══ Entries shown

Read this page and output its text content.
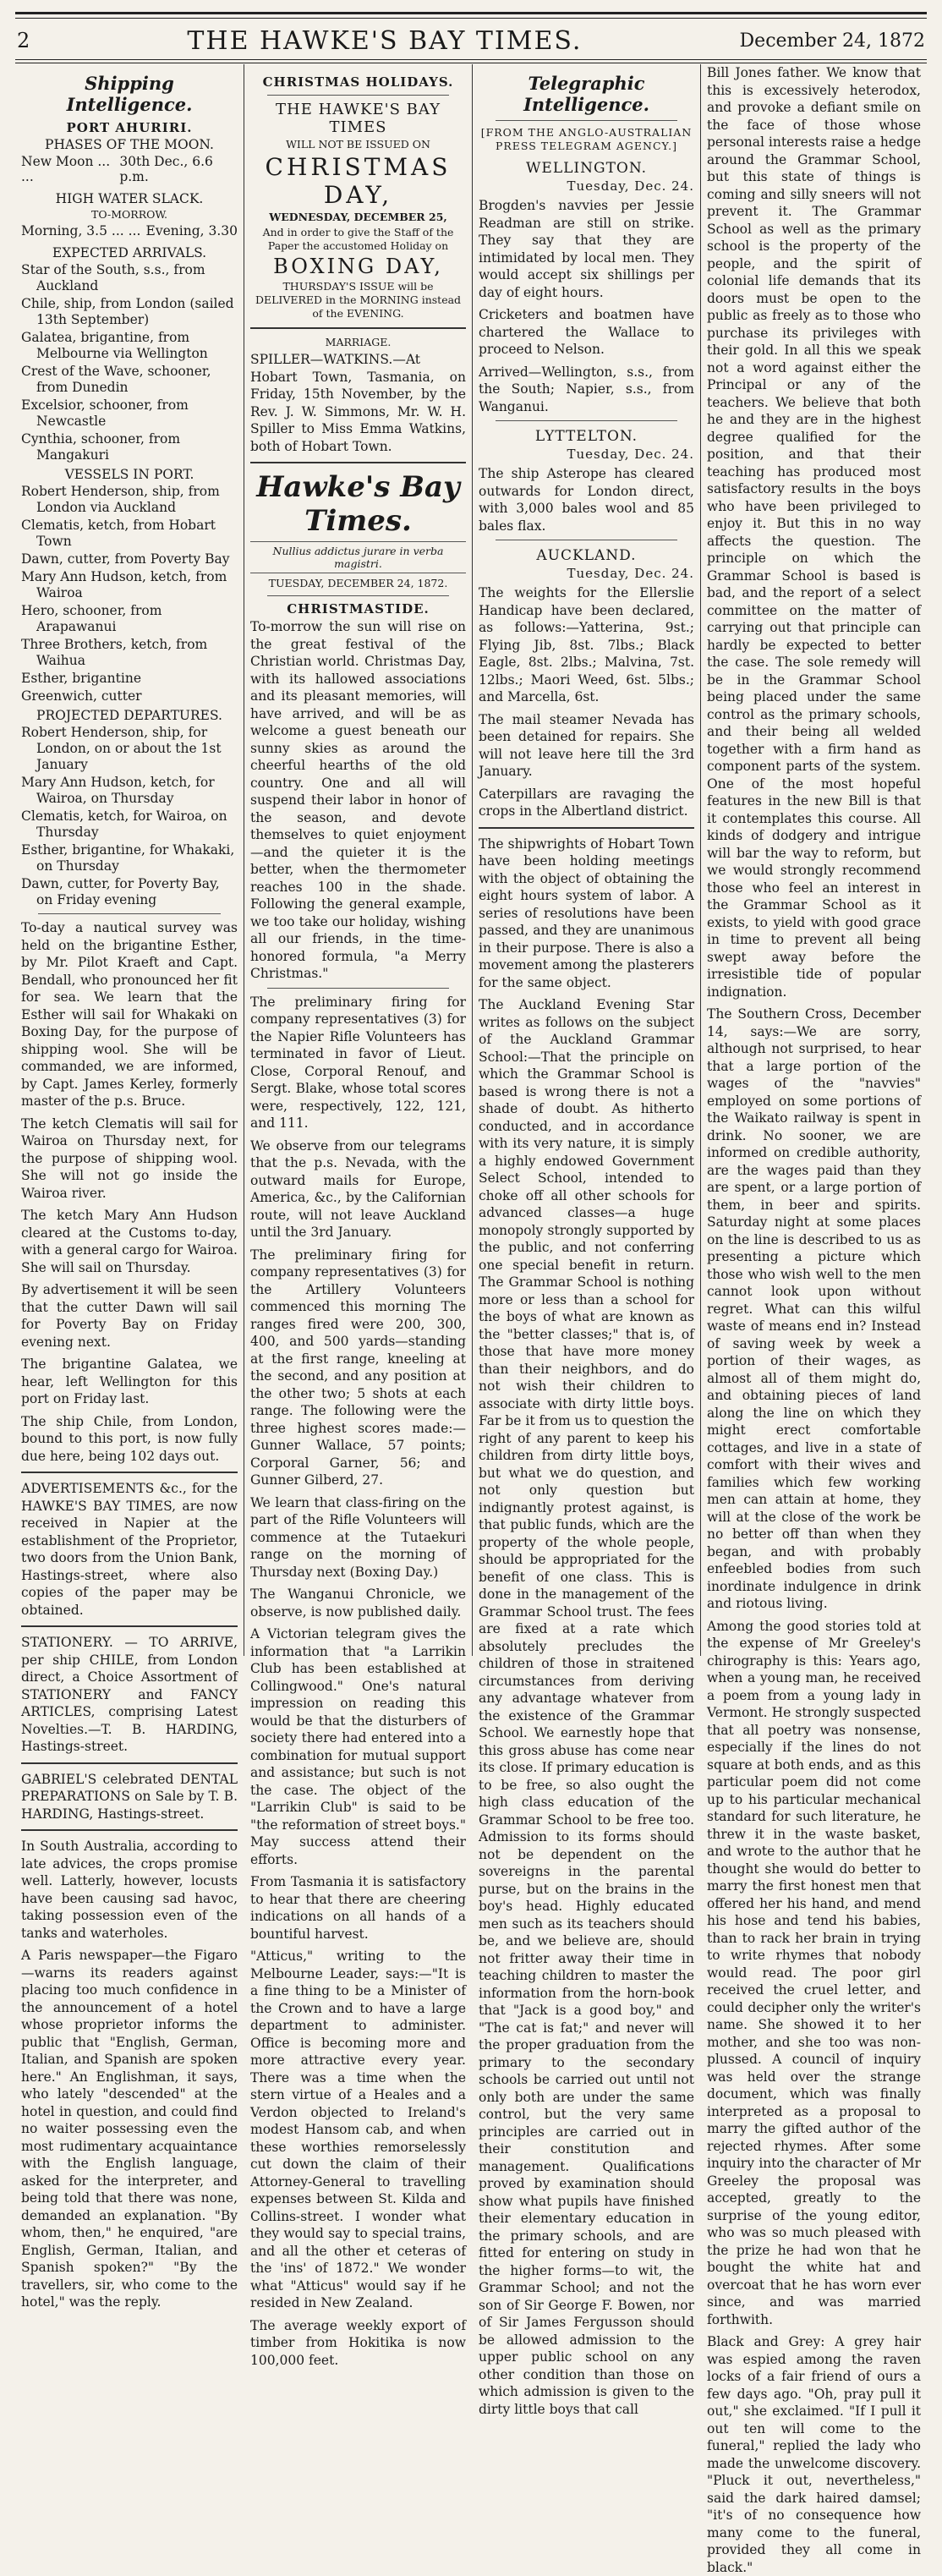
2	THE HAWKE'S BAY TIMES.	December 24, 1872
Shipping Intelligence.
PORT AHURIRI.
PHASES OF THE MOON.
New Moon ... ...
30th Dec., 6.6 p.m.
HIGH WATER SLACK.
TO-MORROW.
Morning, 3.5 ... ... Evening, 3.30
EXPECTED ARRIVALS.
Star of the South, s.s., from Auckland
Chile, ship, from London (sailed 13th September)
Galatea, brigantine, from Melbourne via Wellington
Crest of the Wave, schooner, from Dunedin
Excelsior, schooner, from Newcastle
Cynthia, schooner, from Mangakuri
VESSELS IN PORT.
Robert Henderson, ship, from London via Auckland
Clematis, ketch, from Hobart Town
Dawn, cutter, from Poverty Bay
Mary Ann Hudson, ketch, from Wairoa
Hero, schooner, from Arapawanui
Three Brothers, ketch, from Waihua
Esther, brigantine
Greenwich, cutter
PROJECTED DEPARTURES.
Robert Henderson, ship, for London, on or about the 1st January
Mary Ann Hudson, ketch, for Wairoa, on Thursday
Clematis, ketch, for Wairoa, on Thursday
Esther, brigantine, for Whakaki, on Thursday
Dawn, cutter, for Poverty Bay, on Friday evening

To-day a nautical survey was held on the brigantine Esther, by Mr. Pilot Kraeft and Capt. Bendall, who pronounced her fit for sea. We learn that the Esther will sail for Whakaki on Boxing Day, for the purpose of shipping wool. She will be commanded, we are informed, by Capt. James Kerley, formerly master of the p.s. Bruce.

The ketch Clematis will sail for Wairoa on Thursday next, for the purpose of shipping wool. She will not go inside the Wairoa river.

The ketch Mary Ann Hudson cleared at the Customs to-day, with a general cargo for Wairoa. She will sail on Thursday.

By advertisement it will be seen that the cutter Dawn will sail for Poverty Bay on Friday evening next.

The brigantine Galatea, we hear, left Wellington for this port on Friday last.

The ship Chile, from London, bound to this port, is now fully due here, being 102 days out.

ADVERTISEMENTS &c., for the HAWKE'S BAY TIMES, are now received in Napier at the establishment of the Proprietor, two doors from the Union Bank, Hastings-street, where also copies of the paper may be obtained.

STATIONERY. — TO ARRIVE, per ship CHILE, from London direct, a Choice Assortment of STATIONERY and FANCY ARTICLES, comprising Latest Novelties.—T. B. HARDING, Hastings-street.

GABRIEL'S celebrated DENTAL PREPARATIONS on Sale by T. B. HARDING, Hastings-street.

In South Australia, according to late advices, the crops promise well. Latterly, however, locusts have been causing sad havoc, taking possession even of the tanks and waterholes.

A Paris newspaper—the Figaro—warns its readers against placing too much confidence in the announcement of a hotel whose proprietor informs the public that "English, German, Italian, and Spanish are spoken here." An Englishman, it says, who lately "descended" at the hotel in question, and could find no waiter possessing even the most rudimentary acquaintance with the English language, asked for the interpreter, and being told that there was none, demanded an explanation. "By whom, then," he enquired, "are English, German, Italian, and Spanish spoken?" "By the travellers, sir, who come to the hotel," was the reply.

CHRISTMAS HOLIDAYS.
THE HAWKE'S BAY TIMES
WILL NOT BE ISSUED ON
CHRISTMAS DAY,
WEDNESDAY, DECEMBER 25,
And in order to give the Staff of the Paper the accustomed Holiday on
BOXING DAY,
THURSDAY'S ISSUE will be DELIVERED in the MORNING instead of the EVENING.
MARRIAGE.

SPILLER—WATKINS.—At Hobart Town, Tasmania, on Friday, 15th November, by the Rev. J. W. Simmons, Mr. W. H. Spiller to Miss Emma Watkins, both of Hobart Town.

Hawke's Bay Times.
Nullius addictus jurare in verba magistri.
TUESDAY, DECEMBER 24, 1872.
CHRISTMASTIDE.

To-morrow the sun will rise on the great festival of the Christian world. Christmas Day, with its hallowed associations and its pleasant memories, will have arrived, and will be as welcome a guest beneath our sunny skies as around the cheerful hearths of the old country. One and all will suspend their labor in honor of the season, and devote themselves to quiet enjoyment—and the quieter it is the better, when the thermometer reaches 100 in the shade. Following the general example, we too take our holiday, wishing all our friends, in the time-honored formula, "a Merry Christmas."

The preliminary firing for company representatives (3) for the Napier Rifle Volunteers has terminated in favor of Lieut. Close, Corporal Renouf, and Sergt. Blake, whose total scores were, respectively, 122, 121, and 111.

We observe from our telegrams that the p.s. Nevada, with the outward mails for Europe, America, &c., by the Californian route, will not leave Auckland until the 3rd January.

The preliminary firing for company representatives (3) for the Artillery Volunteers commenced this morning The ranges fired were 200, 300, 400, and 500 yards—standing at the first range, kneeling at the second, and any position at the other two; 5 shots at each range. The following were the three highest scores made:—Gunner Wallace, 57 points; Corporal Garner, 56; and Gunner Gilberd, 27.

We learn that class-firing on the part of the Rifle Volunteers will commence at the Tutaekuri range on the morning of Thursday next (Boxing Day.)

The Wanganui Chronicle, we observe, is now published daily.

A Victorian telegram gives the information that "a Larrikin Club has been established at Collingwood." One's natural impression on reading this would be that the disturbers of society there had entered into a combination for mutual support and assistance; but such is not the case. The object of the "Larrikin Club" is said to be "the reformation of street boys." May success attend their efforts.

From Tasmania it is satisfactory to hear that there are cheering indications on all hands of a bountiful harvest.

"Atticus," writing to the Melbourne Leader, says:—"It is a fine thing to be a Minister of the Crown and to have a large department to administer. Office is becoming more and more attractive every year. There was a time when the stern virtue of a Heales and a Verdon objected to Ireland's modest Hansom cab, and when these worthies remorselessly cut down the claim of their Attorney-General to travelling expenses between St. Kilda and Collins-street. I wonder what they would say to special trains, and all the other et ceteras of the 'ins' of 1872." We wonder what "Atticus" would say if he resided in New Zealand.

The average weekly export of timber from Hokitika is now 100,000 feet.

Telegraphic Intelligence.
[FROM THE ANGLO-AUSTRALIAN PRESS TELEGRAM AGENCY.]
WELLINGTON.
Tuesday, Dec. 24.

Brogden's navvies per Jessie Readman are still on strike. They say that they are intimidated by local men. They would accept six shillings per day of eight hours.

Cricketers and boatmen have chartered the Wallace to proceed to Nelson.

Arrived—Wellington, s.s., from the South; Napier, s.s., from Wanganui.

LYTTELTON.
Tuesday, Dec. 24.

The ship Asterope has cleared outwards for London direct, with 3,000 bales wool and 85 bales flax.

AUCKLAND.
Tuesday, Dec. 24.

The weights for the Ellerslie Handicap have been declared, as follows:—Yatterina, 9st.; Flying Jib, 8st. 7lbs.; Black Eagle, 8st. 2lbs.; Malvina, 7st. 12lbs.; Maori Weed, 6st. 5lbs.; and Marcella, 6st.

The mail steamer Nevada has been detained for repairs. She will not leave here till the 3rd January.

Caterpillars are ravaging the crops in the Albertland district.

The shipwrights of Hobart Town have been holding meetings with the object of obtaining the eight hours system of labor. A series of resolutions have been passed, and they are unanimous in their purpose. There is also a movement among the plasterers for the same object.

The Auckland Evening Star writes as follows on the subject of the Auckland Grammar School:—That the principle on which the Grammar School is based is wrong there is not a shade of doubt. As hitherto conducted, and in accordance with its very nature, it is simply a highly endowed Government Select School, intended to choke off all other schools for advanced classes—a huge monopoly strongly supported by the public, and not conferring one special benefit in return. The Grammar School is nothing more or less than a school for the boys of what are known as the "better classes;" that is, of those that have more money than their neighbors, and do not wish their children to associate with dirty little boys. Far be it from us to question the right of any parent to keep his children from dirty little boys, but what we do question, and not only question but indignantly protest against, is that public funds, which are the property of the whole people, should be appropriated for the benefit of one class. This is done in the management of the Grammar School trust. The fees are fixed at a rate which absolutely precludes the children of those in straitened circumstances from deriving any advantage whatever from the existence of the Grammar School. We earnestly hope that this gross abuse has come near its close. If primary education is to be free, so also ought the high class education of the Grammar School to be free too. Admission to its forms should not be dependent on the sovereigns in the parental purse, but on the brains in the boy's head. Highly educated men such as its teachers should be, and we believe are, should not fritter away their time in teaching children to master the information from the horn-book that "Jack is a good boy," and "The cat is fat;" and never will the proper graduation from the primary to the secondary schools be carried out until not only both are under the same control, but the very same principles are carried out in their constitution and management. Qualifications proved by examination should show what pupils have finished their elementary education in the primary schools, and are fitted for entering on study in the higher forms—to wit, the Grammar School; and not the son of Sir George F. Bowen, nor of Sir James Fergusson should be allowed admission to the upper public school on any other condition than those on which admission is given to the dirty little boys that call

Bill Jones father. We know that this is excessively heterodox, and provoke a defiant smile on the face of those whose personal interests raise a hedge around the Grammar School, but this state of things is coming and silly sneers will not prevent it. The Grammar School as well as the primary school is the property of the people, and the spirit of colonial life demands that its doors must be open to the public as freely as to those who purchase its privileges with their gold. In all this we speak not a word against either the Principal or any of the teachers. We believe that both he and they are in the highest degree qualified for the position, and that their teaching has produced most satisfactory results in the boys who have been privileged to enjoy it. But this in no way affects the question. The principle on which the Grammar School is based is bad, and the report of a select committee on the matter of carrying out that principle can hardly be expected to better the case. The sole remedy will be in the Grammar School being placed under the same control as the primary schools, and their being all welded together with a firm hand as component parts of the system. One of the most hopeful features in the new Bill is that it contemplates this course. All kinds of dodgery and intrigue will bar the way to reform, but we would strongly recommend those who feel an interest in the Grammar School as it exists, to yield with good grace in time to prevent all being swept away before the irresistible tide of popular indignation.

The Southern Cross, December 14, says:—We are sorry, although not surprised, to hear that a large portion of the wages of the "navvies" employed on some portions of the Waikato railway is spent in drink. No sooner, we are informed on credible authority, are the wages paid than they are spent, or a large portion of them, in beer and spirits. Saturday night at some places on the line is described to us as presenting a picture which those who wish well to the men cannot look upon without regret. What can this wilful waste of means end in? Instead of saving week by week a portion of their wages, as almost all of them might do, and obtaining pieces of land along the line on which they might erect comfortable cottages, and live in a state of comfort with their wives and families which few working men can attain at home, they will at the close of the work be no better off than when they began, and with probably enfeebled bodies from such inordinate indulgence in drink and riotous living.

Among the good stories told at the expense of Mr Greeley's chirography is this: Years ago, when a young man, he received a poem from a young lady in Vermont. He strongly suspected that all poetry was nonsense, especially if the lines do not square at both ends, and as this particular poem did not come up to his particular mechanical standard for such literature, he threw it in the waste basket, and wrote to the author that he thought she would do better to marry the first honest men that offered her his hand, and mend his hose and tend his babies, than to rack her brain in trying to write rhymes that nobody would read. The poor girl received the cruel letter, and could decipher only the writer's name. She showed it to her mother, and she too was non-plussed. A council of inquiry was held over the strange document, which was finally interpreted as a proposal to marry the gifted author of the rejected rhymes. After some inquiry into the character of Mr Greeley the proposal was accepted, greatly to the surprise of the young editor, who was so much pleased with the prize he had won that he bought the white hat and overcoat that he has worn ever since, and was married forthwith.

Black and Grey: A grey hair was espied among the raven locks of a fair friend of ours a few days ago. "Oh, pray pull it out," she exclaimed. "If I pull it out ten will come to the funeral," replied the lady who made the unwelcome discovery. "Pluck it out, nevertheless," said the dark haired damsel; "it's of no consequence how many come to the funeral, provided they all come in black."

════

| Set problem |
In the material above, find each line that contains the word "hours", and select it.

| The completed task |
Brogden's navvies per Jessie Readman are still on strike. They say that they are intimidated by local men. They would accept six shillings per day of eight hours.
The shipwrights of Hobart Town have been holding meetings with the object of obtaining the eight hours system of labor. A series of resolutions have been passed, and they are unanimous in their purpose. There is also a movement among the plasterers for the same object.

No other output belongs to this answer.